◆ Task ◆
Provide the number of lines containing the word "anomaly", and nothing else.

Records that describe figures
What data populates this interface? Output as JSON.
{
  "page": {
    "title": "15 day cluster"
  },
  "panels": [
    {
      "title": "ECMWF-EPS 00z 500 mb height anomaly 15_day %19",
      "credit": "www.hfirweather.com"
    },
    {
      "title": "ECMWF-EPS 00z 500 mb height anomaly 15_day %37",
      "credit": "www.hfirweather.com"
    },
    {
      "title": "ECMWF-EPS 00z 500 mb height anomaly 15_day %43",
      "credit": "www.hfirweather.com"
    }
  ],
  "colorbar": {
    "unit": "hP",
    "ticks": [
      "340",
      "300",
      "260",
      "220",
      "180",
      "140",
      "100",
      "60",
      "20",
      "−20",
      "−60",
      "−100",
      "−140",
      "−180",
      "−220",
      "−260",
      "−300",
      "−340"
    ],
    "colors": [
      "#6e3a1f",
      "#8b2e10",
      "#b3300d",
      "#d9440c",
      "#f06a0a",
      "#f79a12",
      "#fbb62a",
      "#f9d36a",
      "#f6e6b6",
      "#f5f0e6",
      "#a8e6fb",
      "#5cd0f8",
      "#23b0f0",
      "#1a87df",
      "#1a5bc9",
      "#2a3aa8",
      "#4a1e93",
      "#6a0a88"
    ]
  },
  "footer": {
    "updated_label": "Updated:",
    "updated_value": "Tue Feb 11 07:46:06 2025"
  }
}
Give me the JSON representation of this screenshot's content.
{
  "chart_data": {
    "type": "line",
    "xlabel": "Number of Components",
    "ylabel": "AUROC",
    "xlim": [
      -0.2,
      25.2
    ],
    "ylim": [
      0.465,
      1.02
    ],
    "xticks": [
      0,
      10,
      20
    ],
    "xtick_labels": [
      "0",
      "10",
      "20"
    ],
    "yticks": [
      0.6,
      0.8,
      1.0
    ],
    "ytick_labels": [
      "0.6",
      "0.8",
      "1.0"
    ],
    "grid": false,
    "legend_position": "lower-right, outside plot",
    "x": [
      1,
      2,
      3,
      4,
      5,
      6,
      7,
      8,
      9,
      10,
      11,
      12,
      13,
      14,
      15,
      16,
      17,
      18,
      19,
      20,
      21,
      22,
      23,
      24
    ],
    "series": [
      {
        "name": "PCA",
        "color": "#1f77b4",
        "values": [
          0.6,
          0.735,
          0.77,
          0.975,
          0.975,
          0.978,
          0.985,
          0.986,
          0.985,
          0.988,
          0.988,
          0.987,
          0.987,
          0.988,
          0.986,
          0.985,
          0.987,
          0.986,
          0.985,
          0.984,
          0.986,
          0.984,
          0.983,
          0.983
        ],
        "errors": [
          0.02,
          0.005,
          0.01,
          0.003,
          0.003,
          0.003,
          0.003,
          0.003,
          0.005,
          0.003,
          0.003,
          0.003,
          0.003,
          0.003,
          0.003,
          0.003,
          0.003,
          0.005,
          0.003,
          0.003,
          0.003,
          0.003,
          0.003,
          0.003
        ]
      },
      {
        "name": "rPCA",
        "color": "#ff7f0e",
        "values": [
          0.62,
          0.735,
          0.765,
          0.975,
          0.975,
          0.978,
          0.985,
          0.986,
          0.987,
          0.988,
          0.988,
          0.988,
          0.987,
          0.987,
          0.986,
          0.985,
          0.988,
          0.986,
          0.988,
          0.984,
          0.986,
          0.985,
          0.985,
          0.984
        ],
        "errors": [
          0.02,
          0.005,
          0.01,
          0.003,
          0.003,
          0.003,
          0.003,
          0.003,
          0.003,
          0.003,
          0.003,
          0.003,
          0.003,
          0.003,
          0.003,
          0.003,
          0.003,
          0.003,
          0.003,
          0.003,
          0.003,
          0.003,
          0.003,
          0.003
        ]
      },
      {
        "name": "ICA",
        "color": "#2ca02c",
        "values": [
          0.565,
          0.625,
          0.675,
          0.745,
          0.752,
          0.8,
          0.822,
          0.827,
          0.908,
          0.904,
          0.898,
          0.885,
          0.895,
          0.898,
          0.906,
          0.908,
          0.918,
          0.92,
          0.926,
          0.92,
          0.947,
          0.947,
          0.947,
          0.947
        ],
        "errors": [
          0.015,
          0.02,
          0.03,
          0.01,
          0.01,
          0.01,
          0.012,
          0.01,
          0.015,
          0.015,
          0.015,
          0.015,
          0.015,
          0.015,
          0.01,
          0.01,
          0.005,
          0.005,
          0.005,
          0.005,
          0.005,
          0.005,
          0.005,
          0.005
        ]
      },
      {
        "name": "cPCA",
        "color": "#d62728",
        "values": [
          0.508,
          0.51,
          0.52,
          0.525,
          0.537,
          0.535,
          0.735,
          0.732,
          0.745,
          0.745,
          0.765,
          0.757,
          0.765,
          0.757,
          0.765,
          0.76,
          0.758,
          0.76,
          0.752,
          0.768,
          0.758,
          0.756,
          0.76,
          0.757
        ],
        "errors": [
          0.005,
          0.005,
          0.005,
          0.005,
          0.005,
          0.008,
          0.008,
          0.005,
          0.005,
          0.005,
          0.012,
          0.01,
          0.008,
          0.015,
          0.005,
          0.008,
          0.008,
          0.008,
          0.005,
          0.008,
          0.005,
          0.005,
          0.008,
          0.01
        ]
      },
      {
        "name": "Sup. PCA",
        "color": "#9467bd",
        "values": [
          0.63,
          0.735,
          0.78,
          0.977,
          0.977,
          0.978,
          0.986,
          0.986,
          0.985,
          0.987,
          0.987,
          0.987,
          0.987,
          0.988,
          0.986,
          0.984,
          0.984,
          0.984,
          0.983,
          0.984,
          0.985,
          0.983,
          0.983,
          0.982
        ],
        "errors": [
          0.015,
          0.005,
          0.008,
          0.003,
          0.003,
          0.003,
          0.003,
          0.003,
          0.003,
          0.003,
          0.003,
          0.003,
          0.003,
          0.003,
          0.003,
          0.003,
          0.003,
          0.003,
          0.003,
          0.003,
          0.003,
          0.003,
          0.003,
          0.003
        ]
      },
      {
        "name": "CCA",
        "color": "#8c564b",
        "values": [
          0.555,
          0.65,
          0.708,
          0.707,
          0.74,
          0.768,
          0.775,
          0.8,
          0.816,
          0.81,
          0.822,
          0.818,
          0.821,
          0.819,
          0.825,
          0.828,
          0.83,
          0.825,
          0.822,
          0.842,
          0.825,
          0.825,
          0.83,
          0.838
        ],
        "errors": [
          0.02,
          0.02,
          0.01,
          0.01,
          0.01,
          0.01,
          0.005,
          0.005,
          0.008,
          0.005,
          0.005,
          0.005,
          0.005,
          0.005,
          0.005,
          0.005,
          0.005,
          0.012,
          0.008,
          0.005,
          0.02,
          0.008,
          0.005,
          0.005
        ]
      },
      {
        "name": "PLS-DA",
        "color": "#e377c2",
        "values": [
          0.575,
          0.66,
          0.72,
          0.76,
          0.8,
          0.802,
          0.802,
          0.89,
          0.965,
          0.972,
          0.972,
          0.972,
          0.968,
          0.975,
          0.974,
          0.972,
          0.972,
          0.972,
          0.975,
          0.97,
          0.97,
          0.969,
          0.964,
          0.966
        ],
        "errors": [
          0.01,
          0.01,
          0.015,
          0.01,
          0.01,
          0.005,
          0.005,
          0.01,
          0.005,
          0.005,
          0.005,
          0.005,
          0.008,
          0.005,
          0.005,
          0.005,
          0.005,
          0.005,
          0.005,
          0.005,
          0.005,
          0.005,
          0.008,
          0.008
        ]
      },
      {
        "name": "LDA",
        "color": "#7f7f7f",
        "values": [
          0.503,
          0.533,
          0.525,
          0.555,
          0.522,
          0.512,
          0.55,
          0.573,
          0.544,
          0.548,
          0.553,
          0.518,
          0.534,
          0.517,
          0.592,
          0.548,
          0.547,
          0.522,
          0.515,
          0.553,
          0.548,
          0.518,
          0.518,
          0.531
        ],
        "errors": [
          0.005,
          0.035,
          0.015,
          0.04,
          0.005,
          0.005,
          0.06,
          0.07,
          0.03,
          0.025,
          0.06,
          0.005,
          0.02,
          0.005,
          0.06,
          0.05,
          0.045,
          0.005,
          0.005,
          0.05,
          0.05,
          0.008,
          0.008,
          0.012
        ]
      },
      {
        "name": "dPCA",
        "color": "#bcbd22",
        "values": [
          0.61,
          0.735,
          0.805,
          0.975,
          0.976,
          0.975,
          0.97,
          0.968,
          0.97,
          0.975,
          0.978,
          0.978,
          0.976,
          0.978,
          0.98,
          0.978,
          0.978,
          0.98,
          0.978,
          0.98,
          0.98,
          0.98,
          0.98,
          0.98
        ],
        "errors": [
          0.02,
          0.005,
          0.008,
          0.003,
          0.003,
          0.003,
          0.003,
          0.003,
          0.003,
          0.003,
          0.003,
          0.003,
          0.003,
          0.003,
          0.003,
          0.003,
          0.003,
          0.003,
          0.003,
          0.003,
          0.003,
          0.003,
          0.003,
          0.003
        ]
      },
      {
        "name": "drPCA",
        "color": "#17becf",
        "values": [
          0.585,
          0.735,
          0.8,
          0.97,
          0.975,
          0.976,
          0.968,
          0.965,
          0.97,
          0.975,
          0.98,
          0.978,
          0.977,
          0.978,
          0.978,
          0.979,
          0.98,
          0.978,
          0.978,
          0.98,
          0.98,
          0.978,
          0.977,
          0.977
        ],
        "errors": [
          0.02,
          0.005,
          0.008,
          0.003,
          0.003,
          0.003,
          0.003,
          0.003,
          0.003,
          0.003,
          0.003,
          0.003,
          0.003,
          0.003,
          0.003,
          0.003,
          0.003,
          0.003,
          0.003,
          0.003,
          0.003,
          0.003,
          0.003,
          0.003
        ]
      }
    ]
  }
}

◆ Final result ◆
3